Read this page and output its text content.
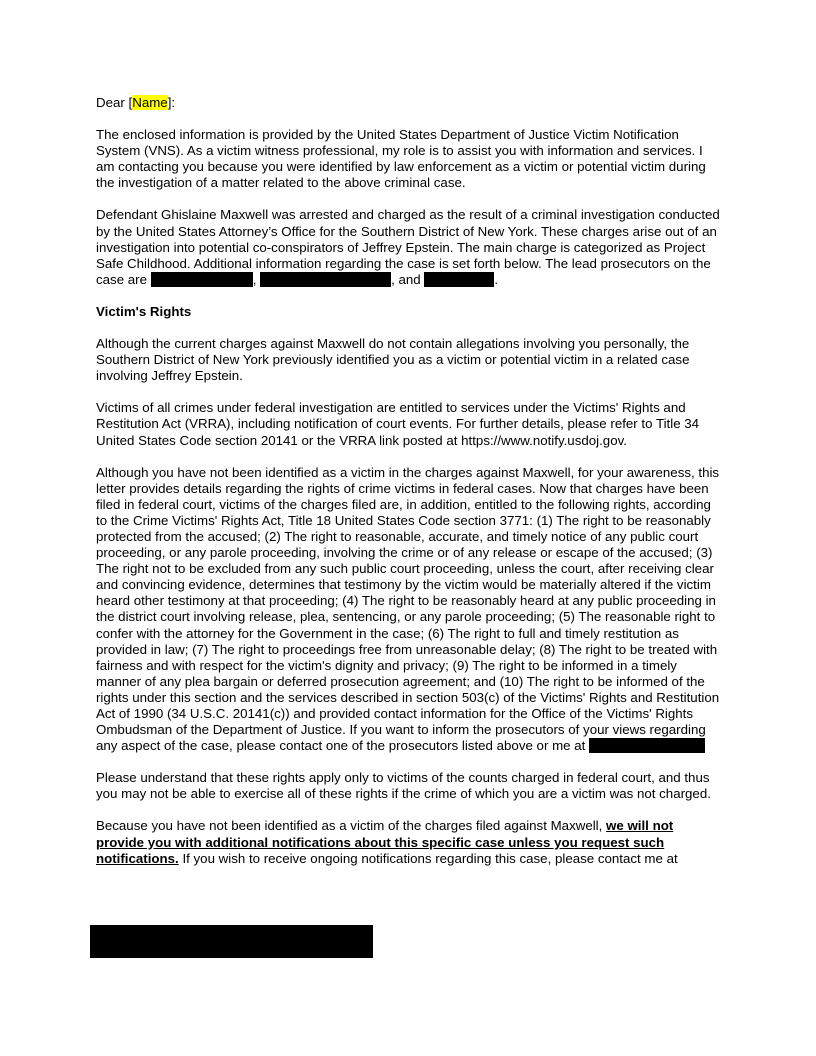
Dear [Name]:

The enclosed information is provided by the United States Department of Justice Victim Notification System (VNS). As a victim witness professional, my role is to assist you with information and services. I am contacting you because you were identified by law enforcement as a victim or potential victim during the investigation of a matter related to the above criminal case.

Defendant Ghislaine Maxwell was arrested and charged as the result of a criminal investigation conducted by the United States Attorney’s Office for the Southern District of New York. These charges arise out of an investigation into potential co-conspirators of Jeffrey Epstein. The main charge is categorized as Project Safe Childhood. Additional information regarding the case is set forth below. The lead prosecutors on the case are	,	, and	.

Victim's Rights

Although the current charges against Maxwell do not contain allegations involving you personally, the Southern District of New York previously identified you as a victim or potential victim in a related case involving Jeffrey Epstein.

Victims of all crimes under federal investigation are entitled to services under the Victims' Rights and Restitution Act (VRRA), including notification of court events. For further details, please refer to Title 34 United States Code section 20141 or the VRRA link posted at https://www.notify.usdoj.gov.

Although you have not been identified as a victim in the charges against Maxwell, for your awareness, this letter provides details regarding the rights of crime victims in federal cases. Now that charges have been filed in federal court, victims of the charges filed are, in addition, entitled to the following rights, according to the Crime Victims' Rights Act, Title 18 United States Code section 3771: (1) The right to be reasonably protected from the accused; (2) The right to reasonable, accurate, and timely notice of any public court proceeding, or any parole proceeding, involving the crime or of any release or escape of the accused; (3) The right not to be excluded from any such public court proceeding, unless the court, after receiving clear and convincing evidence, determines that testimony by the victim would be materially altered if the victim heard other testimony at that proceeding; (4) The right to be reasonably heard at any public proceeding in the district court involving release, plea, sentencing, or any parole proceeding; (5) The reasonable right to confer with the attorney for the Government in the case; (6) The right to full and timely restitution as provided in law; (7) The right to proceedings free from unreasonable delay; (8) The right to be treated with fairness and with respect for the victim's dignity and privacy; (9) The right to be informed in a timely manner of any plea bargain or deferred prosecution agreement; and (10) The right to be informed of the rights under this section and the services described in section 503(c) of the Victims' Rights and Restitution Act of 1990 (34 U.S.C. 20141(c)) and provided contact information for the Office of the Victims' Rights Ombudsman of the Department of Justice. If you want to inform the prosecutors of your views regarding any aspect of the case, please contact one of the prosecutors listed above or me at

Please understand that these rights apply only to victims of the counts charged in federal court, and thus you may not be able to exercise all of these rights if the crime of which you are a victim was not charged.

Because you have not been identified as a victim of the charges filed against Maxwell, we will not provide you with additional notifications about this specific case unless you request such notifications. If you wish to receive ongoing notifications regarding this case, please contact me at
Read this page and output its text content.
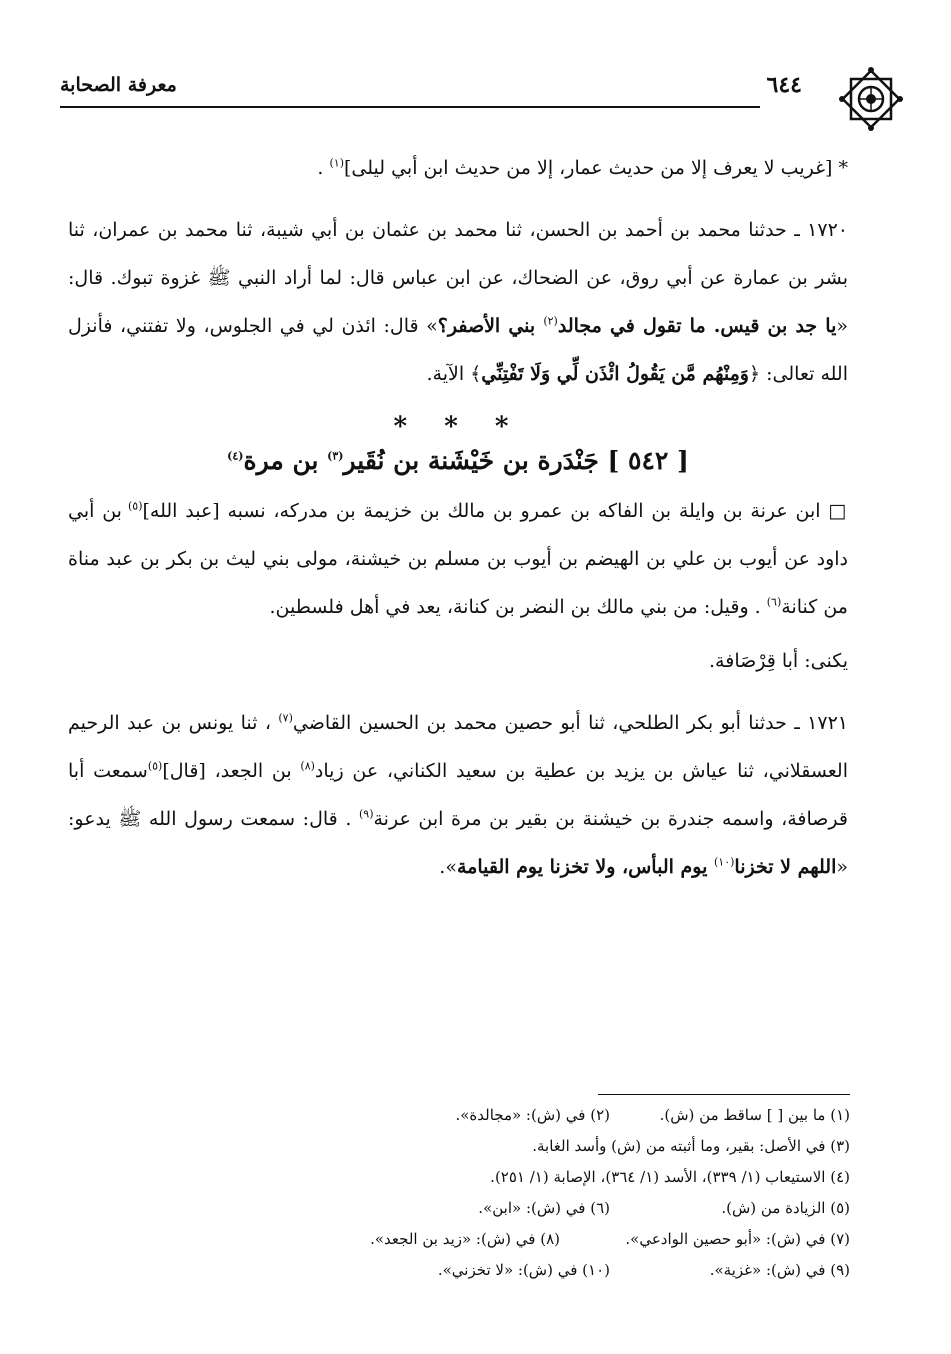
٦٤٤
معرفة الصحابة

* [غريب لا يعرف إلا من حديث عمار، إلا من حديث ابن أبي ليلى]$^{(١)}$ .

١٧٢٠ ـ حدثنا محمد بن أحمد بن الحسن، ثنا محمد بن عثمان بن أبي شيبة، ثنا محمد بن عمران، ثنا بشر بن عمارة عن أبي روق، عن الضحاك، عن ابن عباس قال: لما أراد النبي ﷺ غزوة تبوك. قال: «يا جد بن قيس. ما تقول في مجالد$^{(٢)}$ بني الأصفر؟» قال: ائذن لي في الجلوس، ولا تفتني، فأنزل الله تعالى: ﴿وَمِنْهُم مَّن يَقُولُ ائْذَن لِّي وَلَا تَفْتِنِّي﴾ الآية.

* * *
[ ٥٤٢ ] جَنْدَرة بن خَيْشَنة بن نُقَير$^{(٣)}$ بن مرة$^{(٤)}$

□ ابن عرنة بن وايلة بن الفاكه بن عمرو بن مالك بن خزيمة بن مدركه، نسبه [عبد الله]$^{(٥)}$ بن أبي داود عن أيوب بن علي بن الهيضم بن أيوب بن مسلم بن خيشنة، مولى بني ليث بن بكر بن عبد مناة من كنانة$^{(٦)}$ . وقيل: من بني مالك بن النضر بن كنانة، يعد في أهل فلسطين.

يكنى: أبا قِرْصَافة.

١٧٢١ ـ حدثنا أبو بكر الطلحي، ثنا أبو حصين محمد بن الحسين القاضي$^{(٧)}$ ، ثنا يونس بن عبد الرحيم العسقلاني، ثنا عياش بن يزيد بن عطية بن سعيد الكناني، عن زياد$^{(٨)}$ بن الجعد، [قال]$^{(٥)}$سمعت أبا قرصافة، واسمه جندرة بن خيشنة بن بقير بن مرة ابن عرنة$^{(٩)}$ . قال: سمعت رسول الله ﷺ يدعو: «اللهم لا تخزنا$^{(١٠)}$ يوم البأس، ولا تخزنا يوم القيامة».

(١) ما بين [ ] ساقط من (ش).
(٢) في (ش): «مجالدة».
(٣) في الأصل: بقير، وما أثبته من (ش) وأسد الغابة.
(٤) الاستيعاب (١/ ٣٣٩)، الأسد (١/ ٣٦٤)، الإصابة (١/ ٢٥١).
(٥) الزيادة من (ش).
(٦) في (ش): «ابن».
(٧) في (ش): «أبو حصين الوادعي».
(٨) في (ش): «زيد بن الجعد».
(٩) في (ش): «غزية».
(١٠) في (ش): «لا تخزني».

----------

*WORK TO COMPLETE*:
What you return should match the records above word for word, minus the pictures.

*RESULT FOR THIS EXERCISE*:
Read this page and output its text content.
Dear [Name]:

The enclosed information is provided by the United States Department of Justice Victim Notification System (VNS). As a victim witness professional, my role is to assist you with information and services. I am contacting you because you were identified by law enforcement as a victim or potential victim during the investigation of a matter related to the above criminal case.

Defendant Ghislaine Maxwell was arrested and charged as the result of a criminal investigation conducted by the United States Attorney’s Office for the Southern District of New York. These charges arise out of an investigation into potential co-conspirators of Jeffrey Epstein. The main charge is categorized as Project Safe Childhood. Additional information regarding the case is set forth below. The lead prosecutors on the case are	,	, and	.

Victim's Rights

Although the current charges against Maxwell do not contain allegations involving you personally, the Southern District of New York previously identified you as a victim or potential victim in a related case involving Jeffrey Epstein.

Victims of all crimes under federal investigation are entitled to services under the Victims' Rights and Restitution Act (VRRA), including notification of court events. For further details, please refer to Title 34 United States Code section 20141 or the VRRA link posted at https://www.notify.usdoj.gov.

Although you have not been identified as a victim in the charges against Maxwell, for your awareness, this letter provides details regarding the rights of crime victims in federal cases. Now that charges have been filed in federal court, victims of the charges filed are, in addition, entitled to the following rights, according to the Crime Victims' Rights Act, Title 18 United States Code section 3771: (1) The right to be reasonably protected from the accused; (2) The right to reasonable, accurate, and timely notice of any public court proceeding, or any parole proceeding, involving the crime or of any release or escape of the accused; (3) The right not to be excluded from any such public court proceeding, unless the court, after receiving clear and convincing evidence, determines that testimony by the victim would be materially altered if the victim heard other testimony at that proceeding; (4) The right to be reasonably heard at any public proceeding in the district court involving release, plea, sentencing, or any parole proceeding; (5) The reasonable right to confer with the attorney for the Government in the case; (6) The right to full and timely restitution as provided in law; (7) The right to proceedings free from unreasonable delay; (8) The right to be treated with fairness and with respect for the victim's dignity and privacy; (9) The right to be informed in a timely manner of any plea bargain or deferred prosecution agreement; and (10) The right to be informed of the rights under this section and the services described in section 503(c) of the Victims' Rights and Restitution Act of 1990 (34 U.S.C. 20141(c)) and provided contact information for the Office of the Victims' Rights Ombudsman of the Department of Justice. If you want to inform the prosecutors of your views regarding any aspect of the case, please contact one of the prosecutors listed above or me at

Please understand that these rights apply only to victims of the counts charged in federal court, and thus you may not be able to exercise all of these rights if the crime of which you are a victim was not charged.

Because you have not been identified as a victim of the charges filed against Maxwell, we will not provide you with additional notifications about this specific case unless you request such notifications. If you wish to receive ongoing notifications regarding this case, please contact me at
Read this page and output its text content.
٦٤٤
معرفة الصحابة

* [غريب لا يعرف إلا من حديث عمار، إلا من حديث ابن أبي ليلى]$^{(١)}$ .

١٧٢٠ ـ حدثنا محمد بن أحمد بن الحسن، ثنا محمد بن عثمان بن أبي شيبة، ثنا محمد بن عمران، ثنا بشر بن عمارة عن أبي روق، عن الضحاك، عن ابن عباس قال: لما أراد النبي ﷺ غزوة تبوك. قال: «يا جد بن قيس. ما تقول في مجالد$^{(٢)}$ بني الأصفر؟» قال: ائذن لي في الجلوس، ولا تفتني، فأنزل الله تعالى: ﴿وَمِنْهُم مَّن يَقُولُ ائْذَن لِّي وَلَا تَفْتِنِّي﴾ الآية.

* * *
[ ٥٤٢ ] جَنْدَرة بن خَيْشَنة بن نُقَير$^{(٣)}$ بن مرة$^{(٤)}$

□ ابن عرنة بن وايلة بن الفاكه بن عمرو بن مالك بن خزيمة بن مدركه، نسبه [عبد الله]$^{(٥)}$ بن أبي داود عن أيوب بن علي بن الهيضم بن أيوب بن مسلم بن خيشنة، مولى بني ليث بن بكر بن عبد مناة من كنانة$^{(٦)}$ . وقيل: من بني مالك بن النضر بن كنانة، يعد في أهل فلسطين.

يكنى: أبا قِرْصَافة.

١٧٢١ ـ حدثنا أبو بكر الطلحي، ثنا أبو حصين محمد بن الحسين القاضي$^{(٧)}$ ، ثنا يونس بن عبد الرحيم العسقلاني، ثنا عياش بن يزيد بن عطية بن سعيد الكناني، عن زياد$^{(٨)}$ بن الجعد، [قال]$^{(٥)}$سمعت أبا قرصافة، واسمه جندرة بن خيشنة بن بقير بن مرة ابن عرنة$^{(٩)}$ . قال: سمعت رسول الله ﷺ يدعو: «اللهم لا تخزنا$^{(١٠)}$ يوم البأس، ولا تخزنا يوم القيامة».

(١) ما بين [ ] ساقط من (ش).
(٢) في (ش): «مجالدة».
(٣) في الأصل: بقير، وما أثبته من (ش) وأسد الغابة.
(٤) الاستيعاب (١/ ٣٣٩)، الأسد (١/ ٣٦٤)، الإصابة (١/ ٢٥١).
(٥) الزيادة من (ش).
(٦) في (ش): «ابن».
(٧) في (ش): «أبو حصين الوادعي».
(٨) في (ش): «زيد بن الجعد».
(٩) في (ش): «غزية».
(١٠) في (ش): «لا تخزني».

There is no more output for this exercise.